-- BEGIN --

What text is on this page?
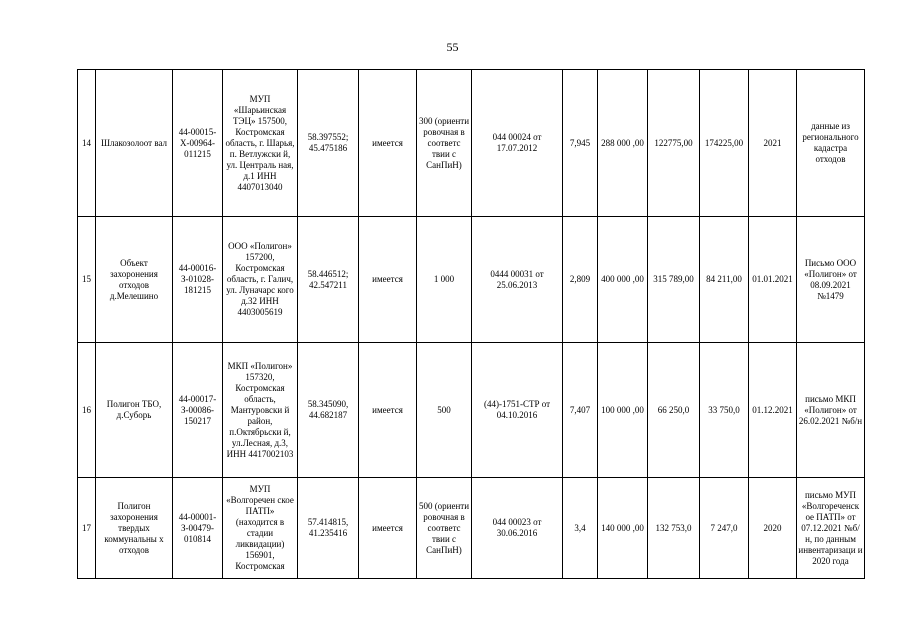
55
14	Шлакозолоот вал	44-00015-Х-00964-011215	МУП «Шарьинская ТЭЦ» 157500, Костромская область, г. Шарья, п. Ветлужски й, ул. Централь ная, д.1 ИНН 4407013040	58.397552; 45.475186	имеется	300 (ориенти ровочная в соответс твии с СанПиН)	044 00024 от 17.07.2012	7,945	288 000 ,00	122775,00	174225,00	2021	данные из регионального кадастра отходов
15	Объект захоронения отходов д.Мелешино	44-00016-З-01028-181215	ООО «Полигон» 157200, Костромская область, г. Галич, ул. Луначарс кого д.32 ИНН 4403005619	58.446512; 42.547211	имеется	1 000	0444 00031 от 25.06.2013	2,809	400 000 ,00	315 789,00	84 211,00	01.01.2021	Письмо ООО «Полигон» от 08.09.2021 №1479
16	Полигон ТБО, д.Суборь	44-00017-З-00086-150217	МКП «Полигон» 157320, Костромская область, Мантуровски й район, п.Октябрьски й, ул.Лесная, д.3, ИНН 4417002103	58.345090, 44.682187	имеется	500	(44)-1751-СТР от 04.10.2016	7,407	100 000 ,00	66 250,0	33 750,0	01.12.2021	письмо МКП «Полигон» от 26.02.2021 №б/н
17	Полигон захоронения твердых коммунальны х отходов	44-00001-З-00479-010814	МУП «Волгоречен ское ПАТП» (находится в стадии ликвидации) 156901, Костромская	57.414815, 41.235416	имеется	500 (ориенти ровочная в соответс твии с СанПиН)	044 00023 от 30.06.2016	3,4	140 000 ,00	132 753,0	7 247,0	2020	письмо МУП «Волгореченск ое ПАТП» от 07.12.2021 №б/н, по данным инвентаризаци и 2020 года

-- END --

● SHORT PROBLEM: Set down the material exactly, every line of it, except for the pictures.

● WORKED ANSWER:
What text is on this page?
55
14	Шлакозолоот вал	44-00015-Х-00964-011215	МУП «Шарьинская ТЭЦ» 157500, Костромская область, г. Шарья, п. Ветлужски й, ул. Централь ная, д.1 ИНН 4407013040	58.397552; 45.475186	имеется	300 (ориенти ровочная в соответс твии с СанПиН)	044 00024 от 17.07.2012	7,945	288 000 ,00	122775,00	174225,00	2021	данные из регионального кадастра отходов
15	Объект захоронения отходов д.Мелешино	44-00016-З-01028-181215	ООО «Полигон» 157200, Костромская область, г. Галич, ул. Луначарс кого д.32 ИНН 4403005619	58.446512; 42.547211	имеется	1 000	0444 00031 от 25.06.2013	2,809	400 000 ,00	315 789,00	84 211,00	01.01.2021	Письмо ООО «Полигон» от 08.09.2021 №1479
16	Полигон ТБО, д.Суборь	44-00017-З-00086-150217	МКП «Полигон» 157320, Костромская область, Мантуровски й район, п.Октябрьски й, ул.Лесная, д.3, ИНН 4417002103	58.345090, 44.682187	имеется	500	(44)-1751-СТР от 04.10.2016	7,407	100 000 ,00	66 250,0	33 750,0	01.12.2021	письмо МКП «Полигон» от 26.02.2021 №б/н
17	Полигон захоронения твердых коммунальны х отходов	44-00001-З-00479-010814	МУП «Волгоречен ское ПАТП» (находится в стадии ликвидации) 156901, Костромская	57.414815, 41.235416	имеется	500 (ориенти ровочная в соответс твии с СанПиН)	044 00023 от 30.06.2016	3,4	140 000 ,00	132 753,0	7 247,0	2020	письмо МУП «Волгореченск ое ПАТП» от 07.12.2021 №б/н, по данным инвентаризаци и 2020 года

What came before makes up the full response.